#### Task requirements
Check each line of the listing for the word "this" and give only the number of lines that have it.

#### Dataset records
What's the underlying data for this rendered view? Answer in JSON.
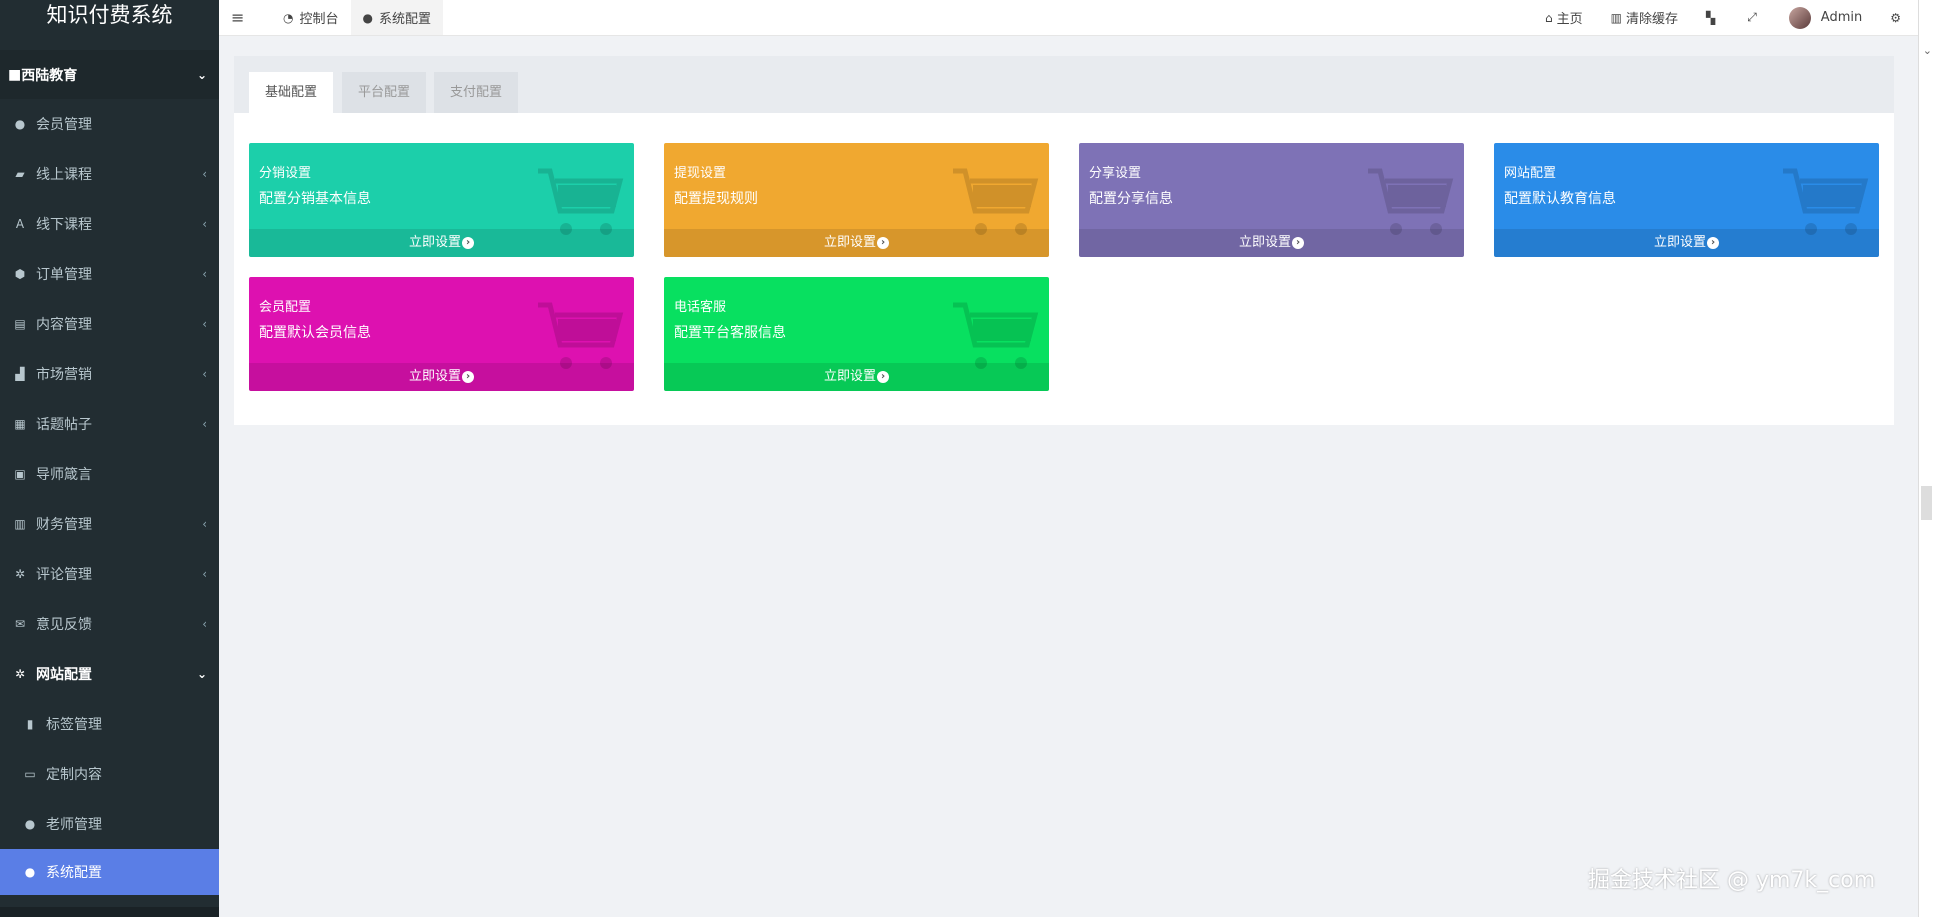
{
  "app": {
    "title": "知识付费系统"
  },
  "sidebar": {
    "group": {
      "label": "西陆教育",
      "icon": "folder-icon"
    },
    "items": [
      {
        "label": "会员管理",
        "icon": "user-icon",
        "caret": ""
      },
      {
        "label": "线上课程",
        "icon": "book-icon",
        "caret": "‹"
      },
      {
        "label": "线下课程",
        "icon": "font-icon",
        "caret": "‹"
      },
      {
        "label": "订单管理",
        "icon": "cube-icon",
        "caret": "‹"
      },
      {
        "label": "内容管理",
        "icon": "list-icon",
        "caret": "‹"
      },
      {
        "label": "市场营销",
        "icon": "chart-icon",
        "caret": "‹"
      },
      {
        "label": "话题帖子",
        "icon": "file-icon",
        "caret": "‹"
      },
      {
        "label": "导师箴言",
        "icon": "calendar-icon",
        "caret": ""
      },
      {
        "label": "财务管理",
        "icon": "bank-icon",
        "caret": "‹"
      },
      {
        "label": "评论管理",
        "icon": "gear-icon",
        "caret": "‹"
      },
      {
        "label": "意见反馈",
        "icon": "envelope-icon",
        "caret": "‹"
      }
    ],
    "group2": {
      "label": "网站配置",
      "icon": "gear-icon"
    },
    "subitems": [
      {
        "label": "标签管理",
        "icon": "bookmark-icon"
      },
      {
        "label": "定制内容",
        "icon": "folder-open-icon"
      },
      {
        "label": "老师管理",
        "icon": "user-plus-icon"
      },
      {
        "label": "系统配置",
        "icon": "user-plus-icon"
      }
    ]
  },
  "topbar": {
    "tabs": [
      {
        "label": "控制台",
        "icon": "dashboard-icon"
      },
      {
        "label": "系统配置",
        "icon": "user-plus-icon"
      }
    ],
    "right": {
      "home": "主页",
      "clear_cache": "清除缓存",
      "user": "Admin"
    }
  },
  "config_tabs": [
    "基础配置",
    "平台配置",
    "支付配置"
  ],
  "cards": [
    {
      "title": "分销设置",
      "desc": "配置分销基本信息",
      "action": "立即设置",
      "color": "#1ccfaa"
    },
    {
      "title": "提现设置",
      "desc": "配置提现规则",
      "action": "立即设置",
      "color": "#f0a830"
    },
    {
      "title": "分享设置",
      "desc": "配置分享信息",
      "action": "立即设置",
      "color": "#7e72b6"
    },
    {
      "title": "网站配置",
      "desc": "配置默认教育信息",
      "action": "立即设置",
      "color": "#2a8ce8"
    },
    {
      "title": "会员配置",
      "desc": "配置默认会员信息",
      "action": "立即设置",
      "color": "#dd11b0"
    },
    {
      "title": "电话客服",
      "desc": "配置平台客服信息",
      "action": "立即设置",
      "color": "#08e060"
    }
  ],
  "watermark": "掘金技术社区 @ ym7k_com"
}
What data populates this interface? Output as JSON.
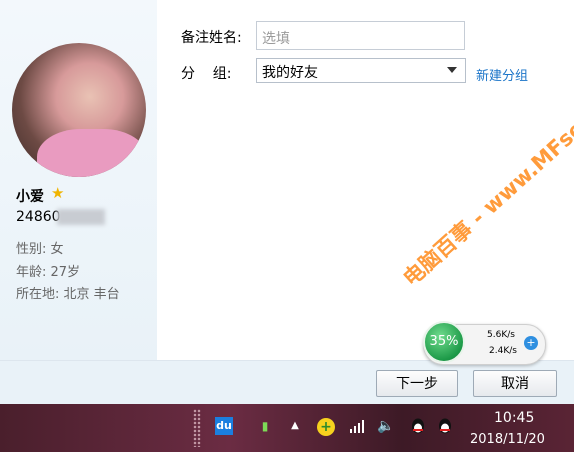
{
  "profile": {
    "nickname": "小爱",
    "qq_number": "24860",
    "gender": "性别: 女",
    "age": "年龄: 27岁",
    "location": "所在地: 北京  丰台"
  },
  "form": {
    "remark_label": "备注姓名:",
    "remark_placeholder": "选填",
    "group_label": "分    组:",
    "group_value": "我的好友",
    "new_group_link": "新建分组"
  },
  "buttons": {
    "next": "下一步",
    "cancel": "取消"
  },
  "speed_widget": {
    "percent": "35%",
    "upload": "5.6K/s",
    "download": "2.4K/s"
  },
  "taskbar": {
    "time": "10:45",
    "date": "2018/11/20"
  },
  "watermark": "电脑百事 - www.MFsese.com",
  "colors": {
    "link": "#1a74c8",
    "left_panel": "#eef5fa",
    "taskbar": "#5a2435",
    "star": "#f0b400"
  }
}
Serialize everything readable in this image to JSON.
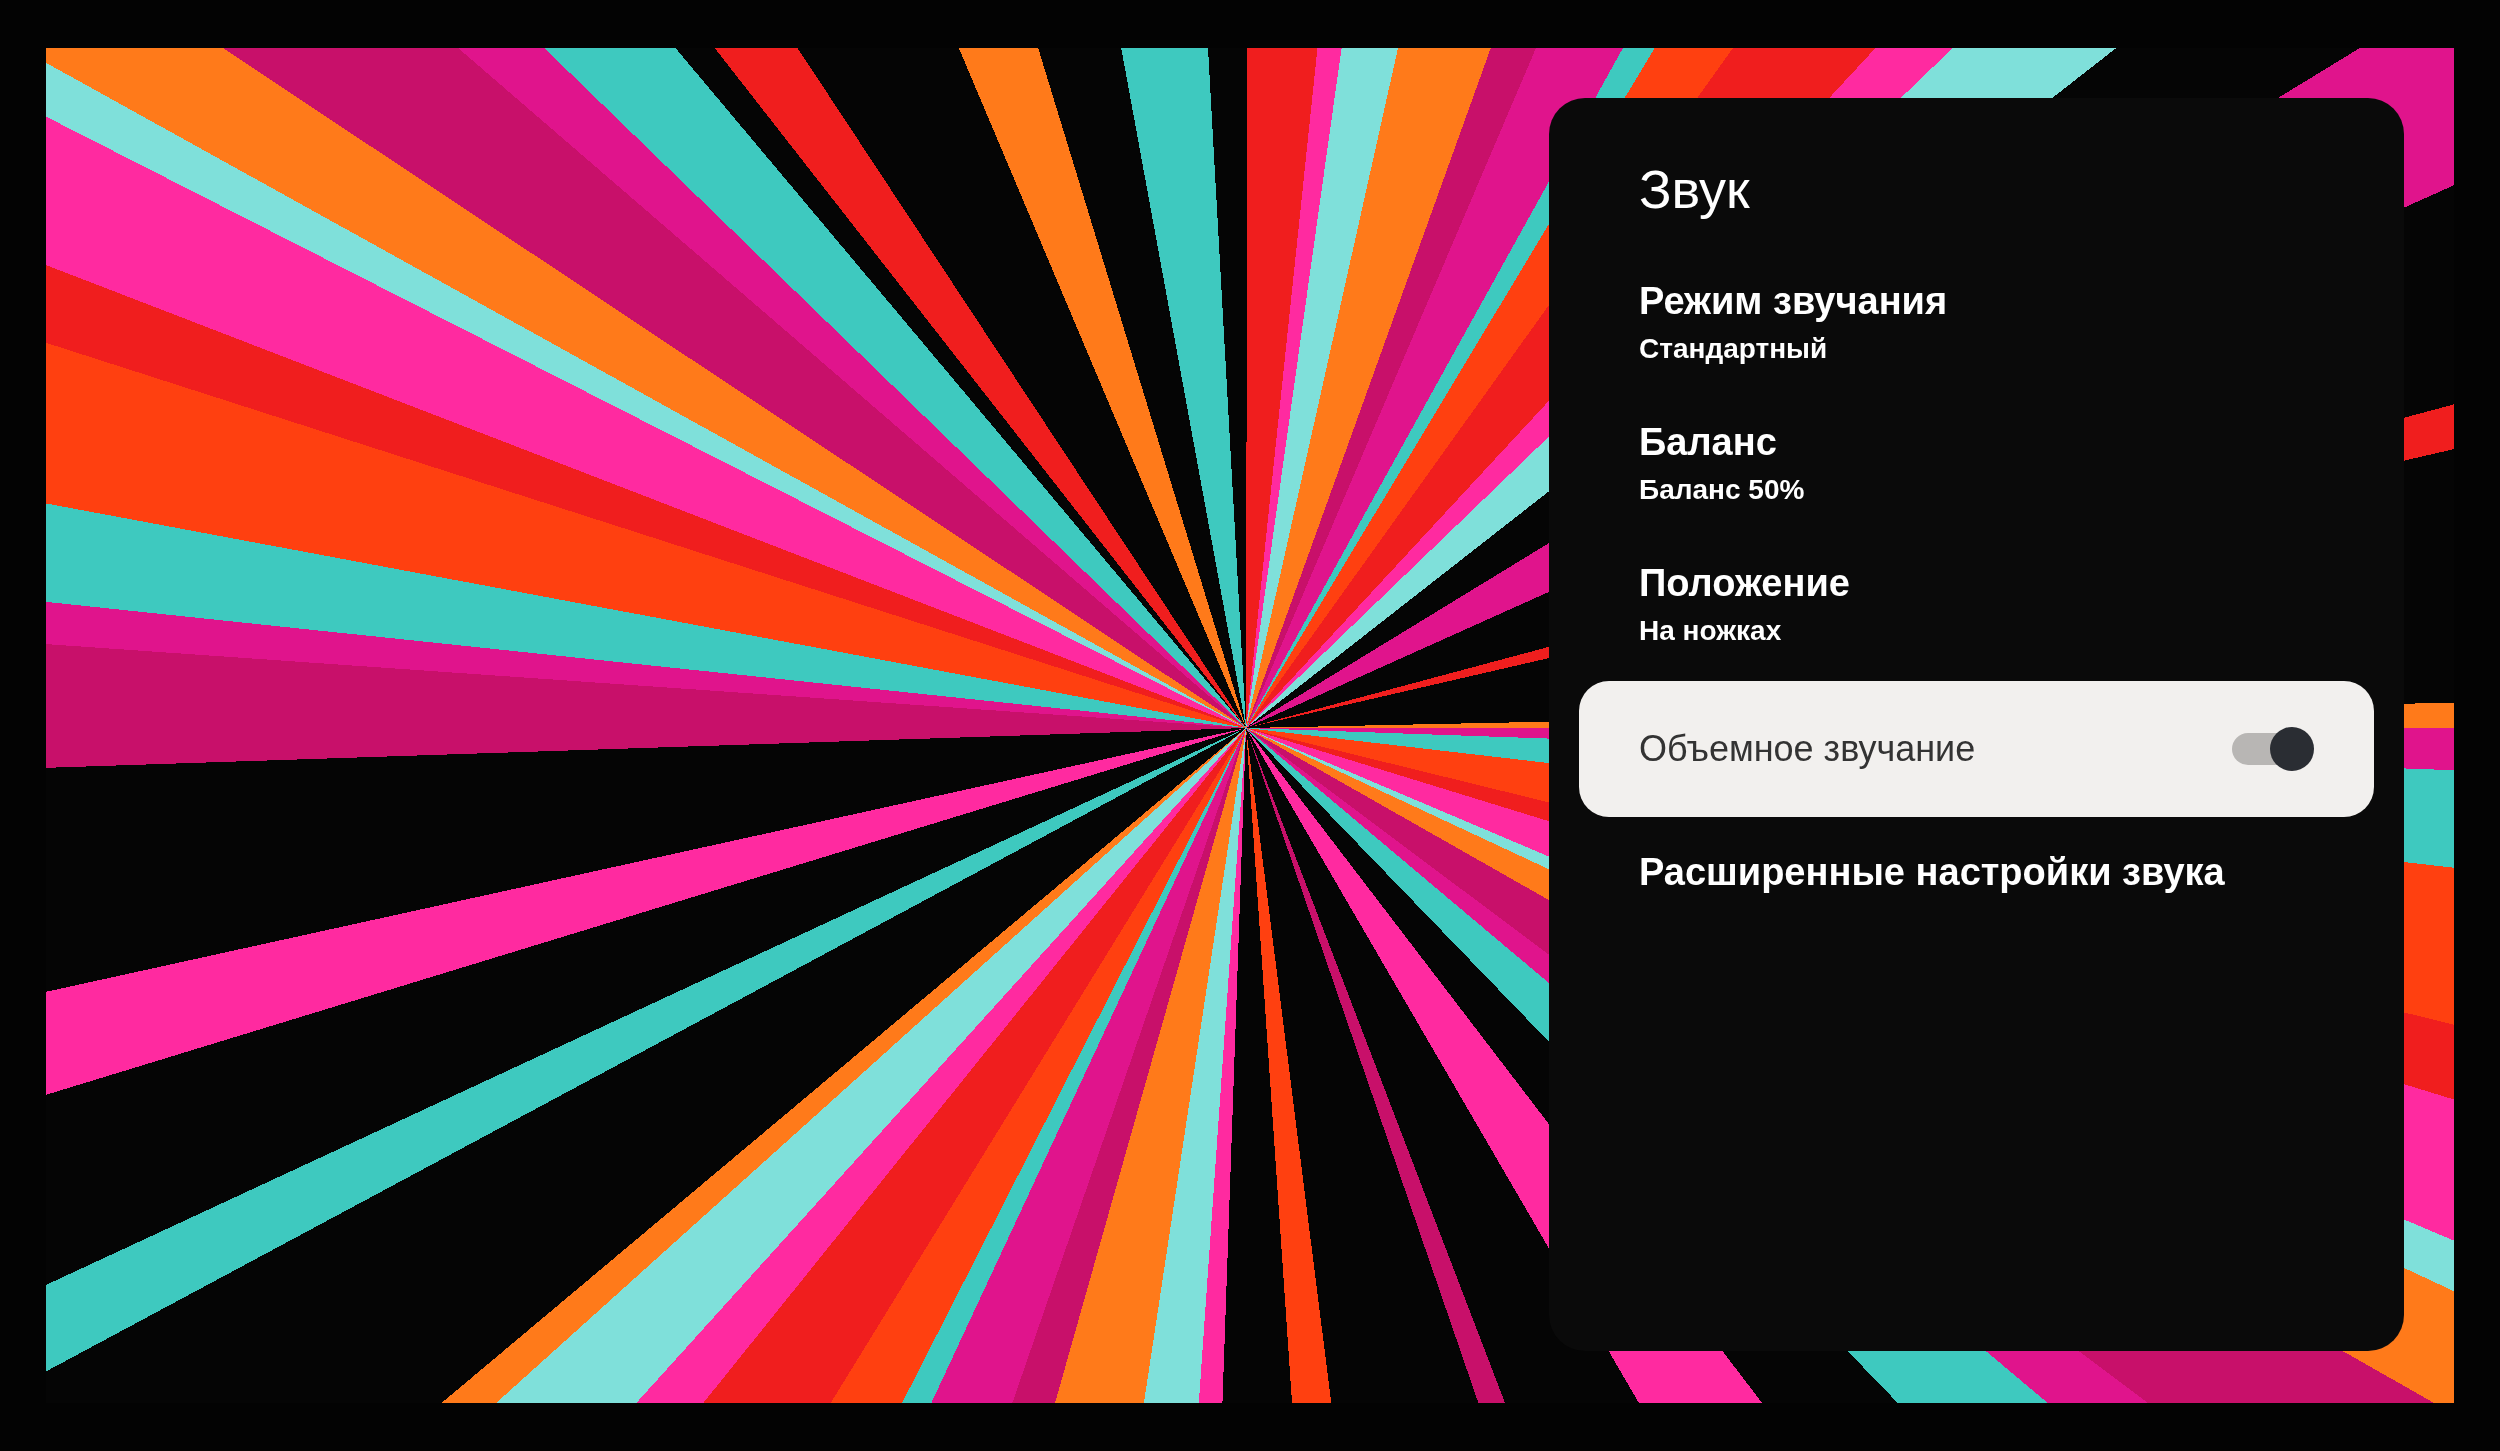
{
  "panel": {
    "title": "Звук",
    "items": [
      {
        "kind": "setting",
        "label": "Режим звучания",
        "value": "Стандартный",
        "selected": false
      },
      {
        "kind": "setting",
        "label": "Баланс",
        "value": "Баланс 50%",
        "selected": false
      },
      {
        "kind": "setting",
        "label": "Положение",
        "value": "На ножках",
        "selected": false
      },
      {
        "kind": "toggle",
        "label": "Объемное звучание",
        "on": true,
        "selected": true
      },
      {
        "kind": "link",
        "label": "Расширенные настройки звука",
        "selected": false
      }
    ]
  }
}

#### The solution
3